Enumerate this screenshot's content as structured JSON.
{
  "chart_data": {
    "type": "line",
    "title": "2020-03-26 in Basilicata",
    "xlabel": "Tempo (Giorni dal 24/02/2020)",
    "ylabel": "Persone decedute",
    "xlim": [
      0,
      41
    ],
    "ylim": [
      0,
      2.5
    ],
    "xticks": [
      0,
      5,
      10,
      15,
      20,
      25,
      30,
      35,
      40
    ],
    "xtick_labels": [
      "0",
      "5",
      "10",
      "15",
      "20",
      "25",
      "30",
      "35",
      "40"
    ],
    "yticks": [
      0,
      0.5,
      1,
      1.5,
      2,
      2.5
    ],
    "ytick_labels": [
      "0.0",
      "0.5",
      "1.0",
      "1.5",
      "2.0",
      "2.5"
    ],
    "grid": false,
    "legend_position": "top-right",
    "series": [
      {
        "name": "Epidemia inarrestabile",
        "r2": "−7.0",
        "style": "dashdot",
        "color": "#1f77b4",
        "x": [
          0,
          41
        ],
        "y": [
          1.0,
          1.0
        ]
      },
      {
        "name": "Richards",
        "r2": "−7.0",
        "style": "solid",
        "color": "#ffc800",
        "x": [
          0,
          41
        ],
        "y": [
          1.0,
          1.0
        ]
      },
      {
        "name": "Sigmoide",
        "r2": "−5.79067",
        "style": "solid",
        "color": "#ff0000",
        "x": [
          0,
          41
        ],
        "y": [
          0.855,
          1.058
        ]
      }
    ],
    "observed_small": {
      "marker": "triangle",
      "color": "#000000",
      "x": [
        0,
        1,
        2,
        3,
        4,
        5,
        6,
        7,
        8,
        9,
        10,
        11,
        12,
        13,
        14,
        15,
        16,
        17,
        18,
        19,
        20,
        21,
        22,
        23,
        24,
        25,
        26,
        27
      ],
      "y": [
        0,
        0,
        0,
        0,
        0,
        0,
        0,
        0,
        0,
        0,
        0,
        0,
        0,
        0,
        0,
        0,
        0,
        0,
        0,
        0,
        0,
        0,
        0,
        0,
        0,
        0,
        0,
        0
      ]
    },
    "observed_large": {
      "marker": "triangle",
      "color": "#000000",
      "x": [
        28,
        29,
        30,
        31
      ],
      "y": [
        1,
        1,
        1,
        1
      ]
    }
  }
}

Task description —
Write out all the data again, exactly as it appears.

Result of this exercise —
Enumerate this screenshot's content as structured JSON.
{
  "chart_data": {
    "type": "line",
    "title": "2020-03-26 in Basilicata",
    "xlabel": "Tempo (Giorni dal 24/02/2020)",
    "ylabel": "Persone decedute",
    "xlim": [
      0,
      41
    ],
    "ylim": [
      0,
      2.5
    ],
    "xticks": [
      0,
      5,
      10,
      15,
      20,
      25,
      30,
      35,
      40
    ],
    "xtick_labels": [
      "0",
      "5",
      "10",
      "15",
      "20",
      "25",
      "30",
      "35",
      "40"
    ],
    "yticks": [
      0,
      0.5,
      1,
      1.5,
      2,
      2.5
    ],
    "ytick_labels": [
      "0.0",
      "0.5",
      "1.0",
      "1.5",
      "2.0",
      "2.5"
    ],
    "grid": false,
    "legend_position": "top-right",
    "series": [
      {
        "name": "Epidemia inarrestabile",
        "r2": "−7.0",
        "style": "dashdot",
        "color": "#1f77b4",
        "x": [
          0,
          41
        ],
        "y": [
          1.0,
          1.0
        ]
      },
      {
        "name": "Richards",
        "r2": "−7.0",
        "style": "solid",
        "color": "#ffc800",
        "x": [
          0,
          41
        ],
        "y": [
          1.0,
          1.0
        ]
      },
      {
        "name": "Sigmoide",
        "r2": "−5.79067",
        "style": "solid",
        "color": "#ff0000",
        "x": [
          0,
          41
        ],
        "y": [
          0.855,
          1.058
        ]
      }
    ],
    "observed_small": {
      "marker": "triangle",
      "color": "#000000",
      "x": [
        0,
        1,
        2,
        3,
        4,
        5,
        6,
        7,
        8,
        9,
        10,
        11,
        12,
        13,
        14,
        15,
        16,
        17,
        18,
        19,
        20,
        21,
        22,
        23,
        24,
        25,
        26,
        27
      ],
      "y": [
        0,
        0,
        0,
        0,
        0,
        0,
        0,
        0,
        0,
        0,
        0,
        0,
        0,
        0,
        0,
        0,
        0,
        0,
        0,
        0,
        0,
        0,
        0,
        0,
        0,
        0,
        0,
        0
      ]
    },
    "observed_large": {
      "marker": "triangle",
      "color": "#000000",
      "x": [
        28,
        29,
        30,
        31
      ],
      "y": [
        1,
        1,
        1,
        1
      ]
    }
  }
}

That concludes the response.